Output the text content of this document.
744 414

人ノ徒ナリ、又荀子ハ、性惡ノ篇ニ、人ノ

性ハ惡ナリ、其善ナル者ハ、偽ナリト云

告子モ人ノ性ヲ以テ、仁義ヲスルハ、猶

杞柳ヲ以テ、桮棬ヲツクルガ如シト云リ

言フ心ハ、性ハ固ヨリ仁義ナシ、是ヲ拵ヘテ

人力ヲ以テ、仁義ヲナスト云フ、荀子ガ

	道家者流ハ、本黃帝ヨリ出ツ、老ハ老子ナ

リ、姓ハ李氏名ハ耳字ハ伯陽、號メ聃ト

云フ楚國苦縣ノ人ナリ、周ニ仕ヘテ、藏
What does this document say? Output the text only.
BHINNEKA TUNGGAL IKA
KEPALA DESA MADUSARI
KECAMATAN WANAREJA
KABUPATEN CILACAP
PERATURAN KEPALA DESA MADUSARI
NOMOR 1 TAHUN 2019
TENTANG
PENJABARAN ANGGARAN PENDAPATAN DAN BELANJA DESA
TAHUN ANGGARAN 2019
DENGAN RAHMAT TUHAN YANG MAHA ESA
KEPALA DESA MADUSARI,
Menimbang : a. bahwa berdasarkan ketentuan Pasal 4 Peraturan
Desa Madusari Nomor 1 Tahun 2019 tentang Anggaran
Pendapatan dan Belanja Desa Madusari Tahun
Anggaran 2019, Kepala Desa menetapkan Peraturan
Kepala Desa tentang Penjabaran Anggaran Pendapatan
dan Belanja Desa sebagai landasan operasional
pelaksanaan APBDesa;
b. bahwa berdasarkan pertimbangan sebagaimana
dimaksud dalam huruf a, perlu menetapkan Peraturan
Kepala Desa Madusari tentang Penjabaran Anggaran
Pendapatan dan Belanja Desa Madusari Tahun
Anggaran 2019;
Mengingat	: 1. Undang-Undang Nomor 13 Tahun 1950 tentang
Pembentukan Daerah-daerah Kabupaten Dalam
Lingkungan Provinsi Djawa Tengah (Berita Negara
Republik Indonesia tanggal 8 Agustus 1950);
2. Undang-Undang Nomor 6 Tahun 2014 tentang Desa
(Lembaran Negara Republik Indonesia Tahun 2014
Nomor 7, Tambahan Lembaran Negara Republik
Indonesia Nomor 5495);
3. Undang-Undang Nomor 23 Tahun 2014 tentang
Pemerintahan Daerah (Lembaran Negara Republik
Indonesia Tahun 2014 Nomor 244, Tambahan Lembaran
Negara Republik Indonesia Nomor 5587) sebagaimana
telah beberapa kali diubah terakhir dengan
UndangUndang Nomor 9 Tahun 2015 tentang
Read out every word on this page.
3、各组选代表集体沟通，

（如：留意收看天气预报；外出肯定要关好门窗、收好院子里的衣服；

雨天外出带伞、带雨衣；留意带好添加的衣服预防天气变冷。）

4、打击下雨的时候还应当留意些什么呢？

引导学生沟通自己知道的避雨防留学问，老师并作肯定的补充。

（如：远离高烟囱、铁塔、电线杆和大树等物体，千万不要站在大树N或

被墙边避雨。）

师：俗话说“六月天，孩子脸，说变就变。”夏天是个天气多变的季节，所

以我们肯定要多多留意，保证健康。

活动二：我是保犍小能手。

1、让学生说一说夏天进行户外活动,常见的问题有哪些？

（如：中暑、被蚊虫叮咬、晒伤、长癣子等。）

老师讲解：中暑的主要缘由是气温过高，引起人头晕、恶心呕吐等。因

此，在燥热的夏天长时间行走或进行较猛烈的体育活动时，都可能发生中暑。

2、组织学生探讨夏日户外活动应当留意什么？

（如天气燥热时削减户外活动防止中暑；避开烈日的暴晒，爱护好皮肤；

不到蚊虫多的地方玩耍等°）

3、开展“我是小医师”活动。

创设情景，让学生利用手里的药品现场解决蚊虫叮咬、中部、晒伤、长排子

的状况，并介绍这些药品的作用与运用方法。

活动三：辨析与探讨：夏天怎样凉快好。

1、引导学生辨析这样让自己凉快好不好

_THE TASK_: Retype all the records, matching them exactly.

_ANSWER FOR THE TASK_:
Output the text content of this document.
744 414

人ノ徒ナリ、又荀子ハ、性惡ノ篇ニ、人ノ

性ハ惡ナリ、其善ナル者ハ、偽ナリト云

告子モ人ノ性ヲ以テ、仁義ヲスルハ、猶

杞柳ヲ以テ、桮棬ヲツクルガ如シト云リ

言フ心ハ、性ハ固ヨリ仁義ナシ、是ヲ拵ヘテ

人力ヲ以テ、仁義ヲナスト云フ、荀子ガ

	道家者流ハ、本黃帝ヨリ出ツ、老ハ老子ナ

リ、姓ハ李氏名ハ耳字ハ伯陽、號メ聃ト

云フ楚國苦縣ノ人ナリ、周ニ仕ヘテ、藏
What does this document say? Output the text only.
BHINNEKA TUNGGAL IKA
KEPALA DESA MADUSARI
KECAMATAN WANAREJA
KABUPATEN CILACAP
PERATURAN KEPALA DESA MADUSARI
NOMOR 1 TAHUN 2019
TENTANG
PENJABARAN ANGGARAN PENDAPATAN DAN BELANJA DESA
TAHUN ANGGARAN 2019
DENGAN RAHMAT TUHAN YANG MAHA ESA
KEPALA DESA MADUSARI,
Menimbang : a. bahwa berdasarkan ketentuan Pasal 4 Peraturan
Desa Madusari Nomor 1 Tahun 2019 tentang Anggaran
Pendapatan dan Belanja Desa Madusari Tahun
Anggaran 2019, Kepala Desa menetapkan Peraturan
Kepala Desa tentang Penjabaran Anggaran Pendapatan
dan Belanja Desa sebagai landasan operasional
pelaksanaan APBDesa;
b. bahwa berdasarkan pertimbangan sebagaimana
dimaksud dalam huruf a, perlu menetapkan Peraturan
Kepala Desa Madusari tentang Penjabaran Anggaran
Pendapatan dan Belanja Desa Madusari Tahun
Anggaran 2019;
Mengingat	: 1. Undang-Undang Nomor 13 Tahun 1950 tentang
Pembentukan Daerah-daerah Kabupaten Dalam
Lingkungan Provinsi Djawa Tengah (Berita Negara
Republik Indonesia tanggal 8 Agustus 1950);
2. Undang-Undang Nomor 6 Tahun 2014 tentang Desa
(Lembaran Negara Republik Indonesia Tahun 2014
Nomor 7, Tambahan Lembaran Negara Republik
Indonesia Nomor 5495);
3. Undang-Undang Nomor 23 Tahun 2014 tentang
Pemerintahan Daerah (Lembaran Negara Republik
Indonesia Tahun 2014 Nomor 244, Tambahan Lembaran
Negara Republik Indonesia Nomor 5587) sebagaimana
telah beberapa kali diubah terakhir dengan
UndangUndang Nomor 9 Tahun 2015 tentang
Read out every word on this page.
3、各组选代表集体沟通，

（如：留意收看天气预报；外出肯定要关好门窗、收好院子里的衣服；

雨天外出带伞、带雨衣；留意带好添加的衣服预防天气变冷。）

4、打击下雨的时候还应当留意些什么呢？

引导学生沟通自己知道的避雨防留学问，老师并作肯定的补充。

（如：远离高烟囱、铁塔、电线杆和大树等物体，千万不要站在大树N或

被墙边避雨。）

师：俗话说“六月天，孩子脸，说变就变。”夏天是个天气多变的季节，所

以我们肯定要多多留意，保证健康。

活动二：我是保犍小能手。

1、让学生说一说夏天进行户外活动,常见的问题有哪些？

（如：中暑、被蚊虫叮咬、晒伤、长癣子等。）

老师讲解：中暑的主要缘由是气温过高，引起人头晕、恶心呕吐等。因

此，在燥热的夏天长时间行走或进行较猛烈的体育活动时，都可能发生中暑。

2、组织学生探讨夏日户外活动应当留意什么？

（如天气燥热时削减户外活动防止中暑；避开烈日的暴晒，爱护好皮肤；

不到蚊虫多的地方玩耍等°）

3、开展“我是小医师”活动。

创设情景，让学生利用手里的药品现场解决蚊虫叮咬、中部、晒伤、长排子

的状况，并介绍这些药品的作用与运用方法。

活动三：辨析与探讨：夏天怎样凉快好。

1、引导学生辨析这样让自己凉快好不好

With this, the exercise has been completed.